▸ EXERCISE BRIEF: Go through the entries below and retype them exactly, omitting each picture.

▸ ENTRIES SUPPLIED:
───

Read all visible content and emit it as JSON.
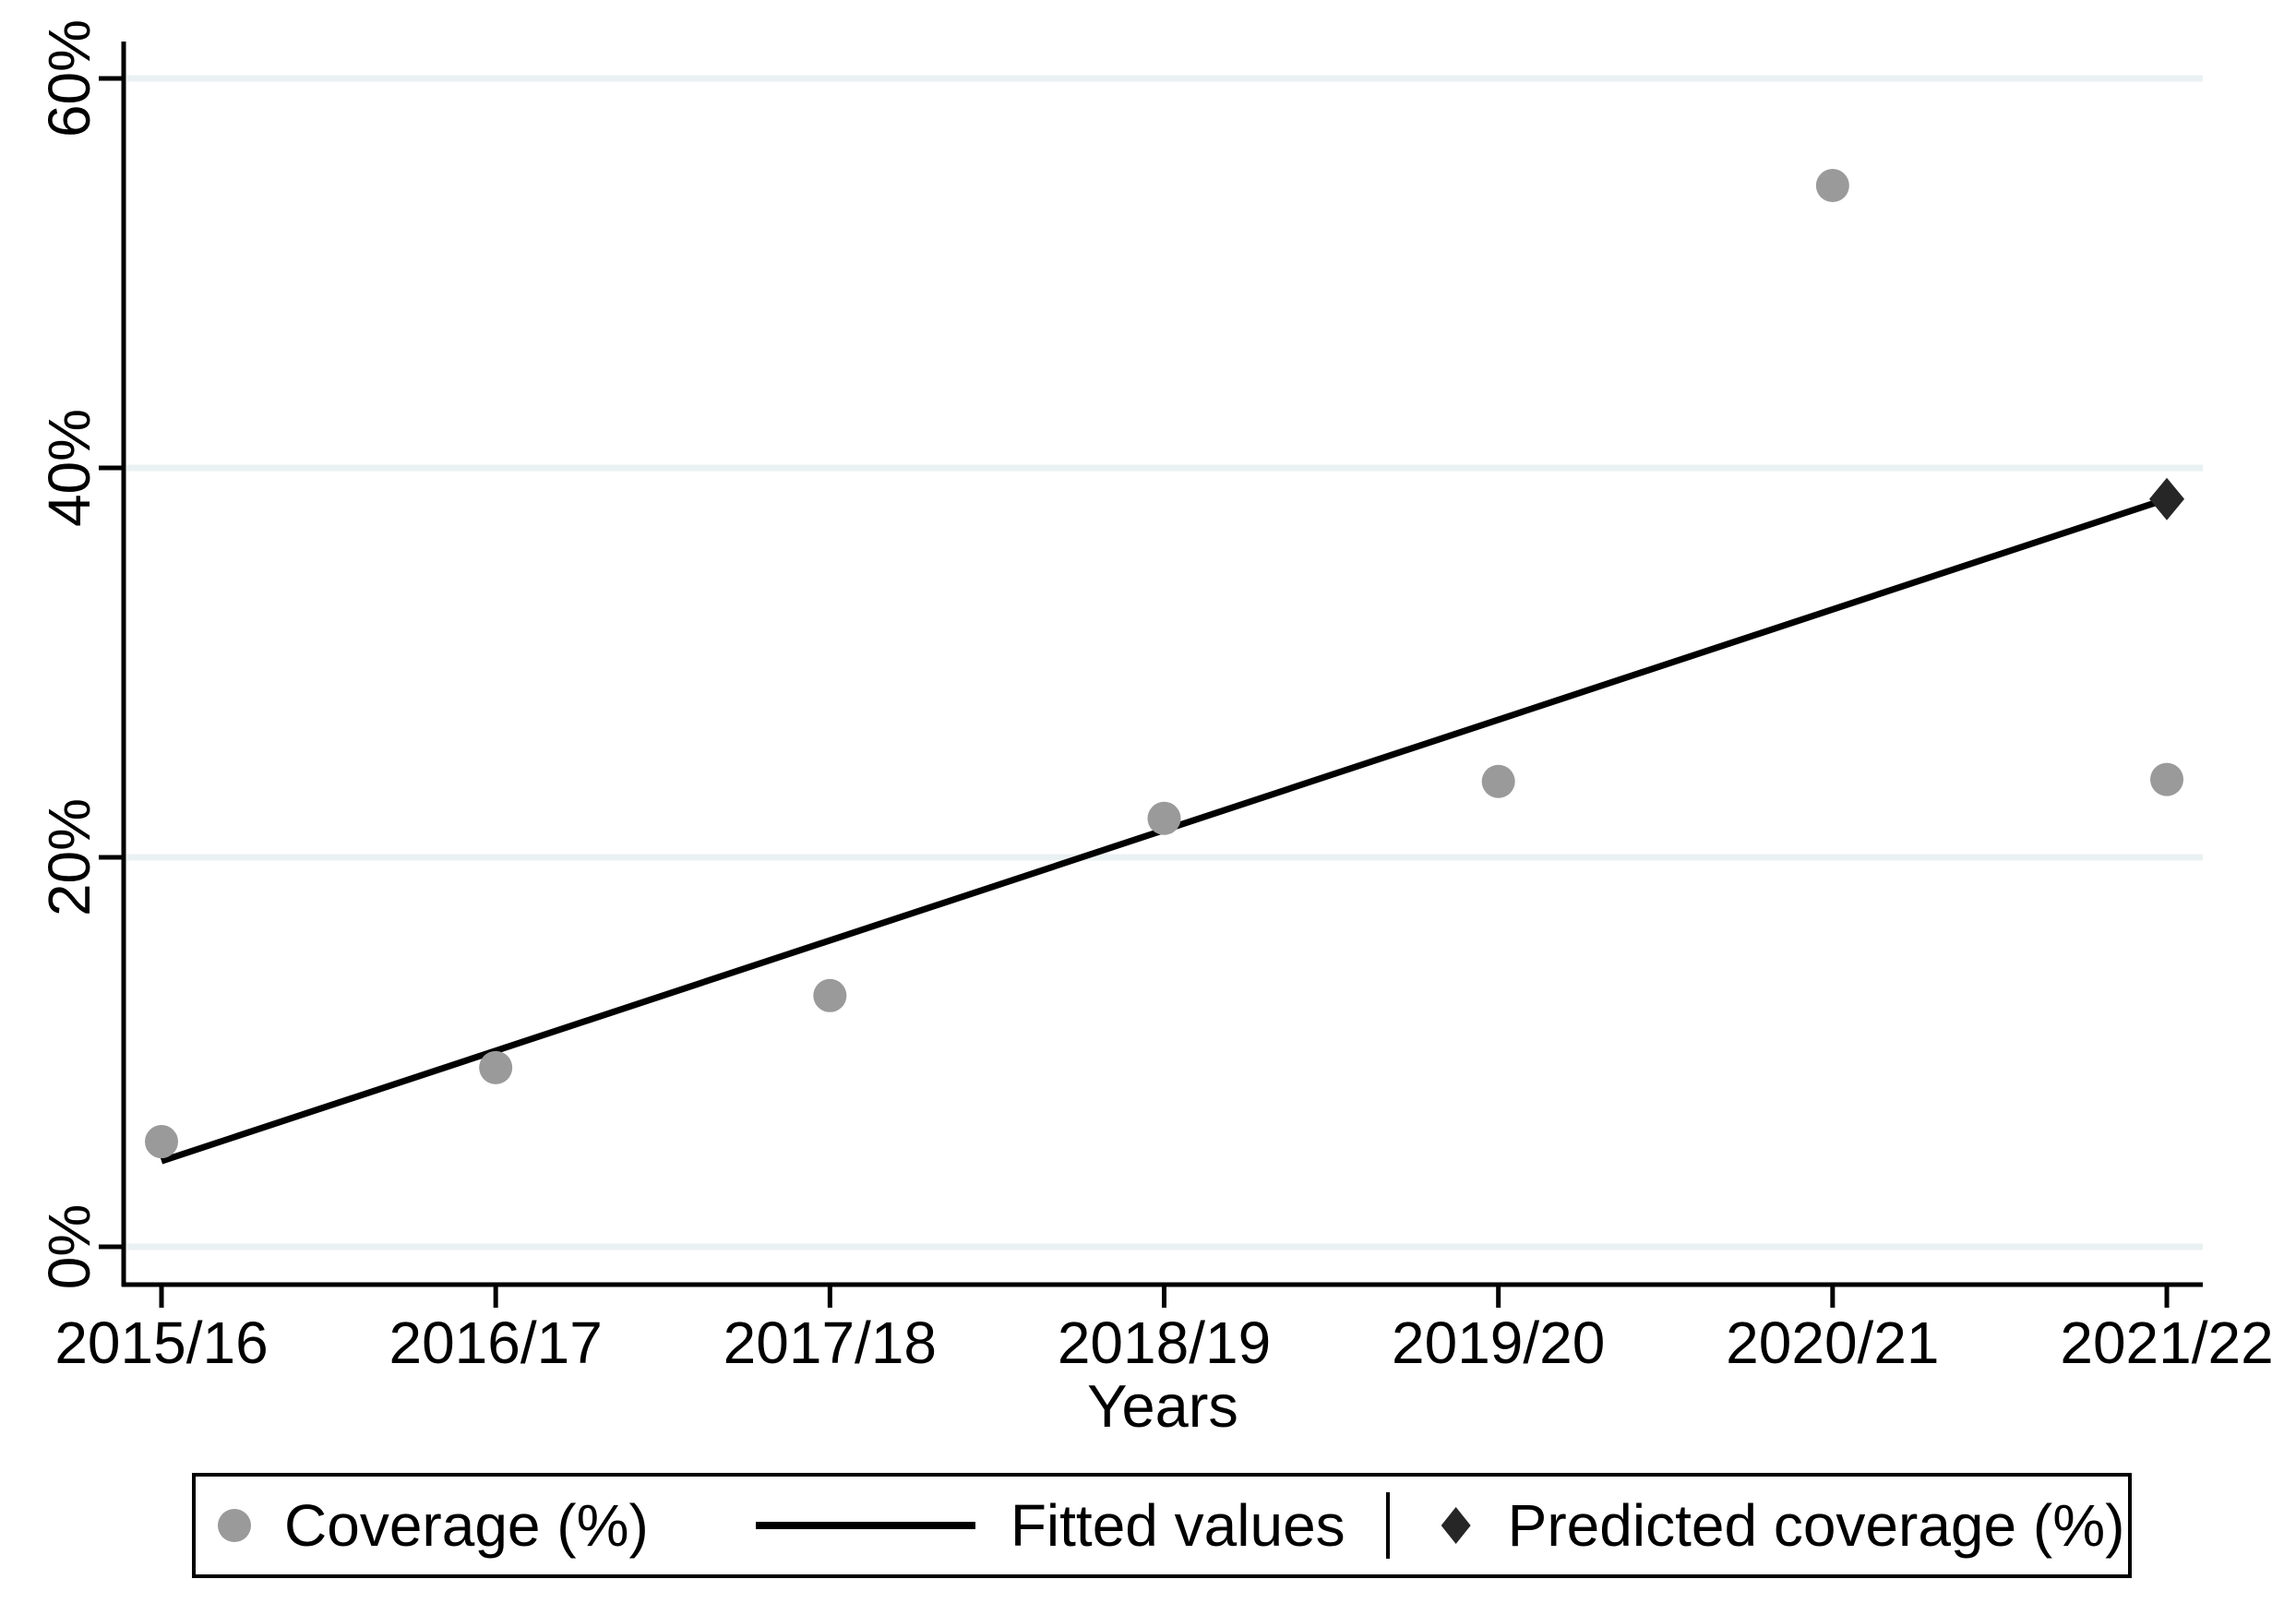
{
  "chart_data": {
    "type": "scatter",
    "title": "",
    "xlabel": "Years",
    "ylabel": "",
    "categories": [
      "2015/16",
      "2016/17",
      "2017/18",
      "2018/19",
      "2019/20",
      "2020/21",
      "2021/22"
    ],
    "yticks": {
      "values": [
        0,
        20,
        40,
        60
      ],
      "labels": [
        "0%",
        "20%",
        "40%",
        "60%"
      ]
    },
    "ylim": [
      -2,
      62
    ],
    "grid": true,
    "legend_position": "bottom",
    "series": [
      {
        "name": "Coverage (%)",
        "type": "scatter",
        "marker": "circle",
        "color": "#9a9a9a",
        "values": [
          5.4,
          9.2,
          12.9,
          22.0,
          23.9,
          54.5,
          24.0
        ]
      },
      {
        "name": "Fitted values",
        "type": "line",
        "color": "#000000",
        "x_index": [
          0,
          6
        ],
        "values": [
          4.4,
          38.4
        ]
      },
      {
        "name": "Predicted coverage (%)",
        "type": "scatter",
        "marker": "diamond",
        "color": "#262626",
        "points": [
          {
            "x_index": 6,
            "value": 38.4
          }
        ]
      }
    ]
  },
  "colors": {
    "background": "#ffffff",
    "grid": "#eaf1f2",
    "axis": "#000000",
    "text": "#000000"
  }
}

───

▸ OUTPUT BELOW:
Read all visible content and emit it as JSON.
{
  "chart_data": {
    "type": "scatter",
    "title": "",
    "xlabel": "Years",
    "ylabel": "",
    "categories": [
      "2015/16",
      "2016/17",
      "2017/18",
      "2018/19",
      "2019/20",
      "2020/21",
      "2021/22"
    ],
    "yticks": {
      "values": [
        0,
        20,
        40,
        60
      ],
      "labels": [
        "0%",
        "20%",
        "40%",
        "60%"
      ]
    },
    "ylim": [
      -2,
      62
    ],
    "grid": true,
    "legend_position": "bottom",
    "series": [
      {
        "name": "Coverage (%)",
        "type": "scatter",
        "marker": "circle",
        "color": "#9a9a9a",
        "values": [
          5.4,
          9.2,
          12.9,
          22.0,
          23.9,
          54.5,
          24.0
        ]
      },
      {
        "name": "Fitted values",
        "type": "line",
        "color": "#000000",
        "x_index": [
          0,
          6
        ],
        "values": [
          4.4,
          38.4
        ]
      },
      {
        "name": "Predicted coverage (%)",
        "type": "scatter",
        "marker": "diamond",
        "color": "#262626",
        "points": [
          {
            "x_index": 6,
            "value": 38.4
          }
        ]
      }
    ]
  },
  "colors": {
    "background": "#ffffff",
    "grid": "#eaf1f2",
    "axis": "#000000",
    "text": "#000000"
  }
}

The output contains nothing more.